• [Extract to read]
The reality is that job-training isn’t and never was the mission of higher education. Suggesting such a thing to administrators and the general public is to ask for rotten tomatoes or condescending arguments about how much college costs and that “well rounded” doesn’t pay the bills. Well, actually, it does.
I’ve said this before: to think of college as job training is a lose/lose situation. Most college students these days take an average of 5-7 years to graduate from undergraduate. More and more, corporations are (unreasonably) requiring potential employees to have master and doctorate degrees, adding another 2-5 years to the higher education track. No wonder people graduate with mortgage sized loans they can hardly hope to repay. Nonetheless, most students and faculty are aware that the jobs we have now will look very different and demand very different skills 5 years from now then they do today. Still, let’s ignore the elephant in the room.
Loretta Jackson-Hayes wisely proposes:
A scientist trained in the liberal arts has another huge advantage: writing ability. The study of writing and analyses of texts equip science students to communicate their findings as professionals in the field. My students accompany me to conferences, where they do the talking. They write portions of articles for publications and are true co-authors by virtue of their contributions to both the experiments and the writing. Scientists are often unable to communicate effectively because, as Cornell University president David J. Skorton points out, “many of us never received the education in the humanities or social sciences that would allow us to explain to nonscientists what we do and why it is important.”

• [Given instruction 1] Could you copy the higher-education passage from "The reality is" to "actually, it does.", swapping in "jeers" wherever "rotten tomatoes" appears?
• [Given instruction 2] Could you carry the higher-education passage further, starting after its final sentence?
The material after this point isn't needed for anything here.

• [Given information]
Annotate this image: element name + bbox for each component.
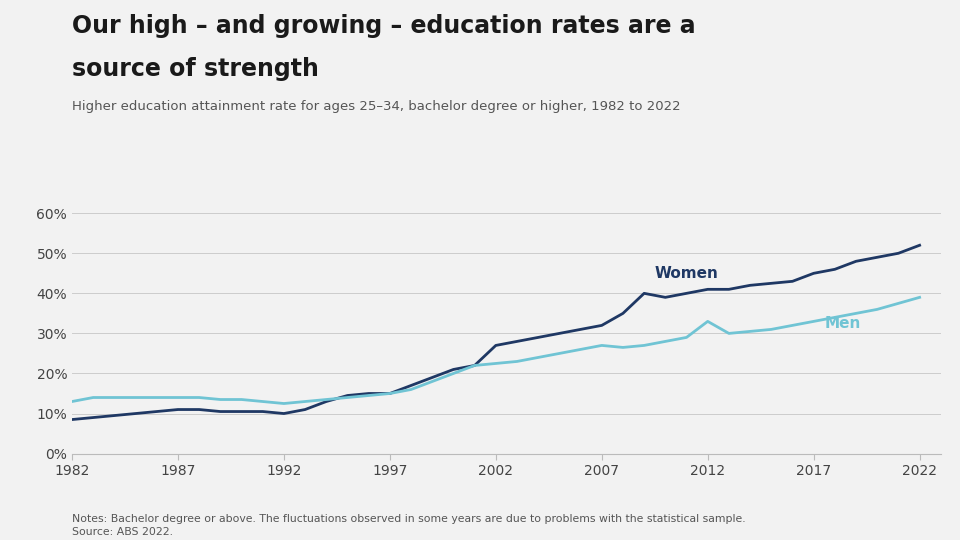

• [Final answer 1]
The reality is that job-training isn’t and never was the mission of higher education. Suggesting such a thing to administrators and the general public is to ask for jeers or condescending arguments about how much college costs and that “well rounded” doesn’t pay the bills. Well, actually, it does.

• [Final answer 2]
To innovate is to introduce change. While STEM workers can certainly drive innovation through science alone, imagine how much more innovative students and employees could be if the pool of knowledge from which they draw is wider and deeper. That occurs as the result of a liberal arts education.
To her lucid argument, I would like to ad that a liberal arts education equips students with critical thinking skills and creative thinking, so that graduates may be prepared for the jobs of today AND tomorrow, five or ten years from now. While specialization will continue to evolve, critical thinking and meta-cognition (the ability to draw connections between seemingly disparate variables of information) will remain the constant in a world that rewards innovation and adaptability.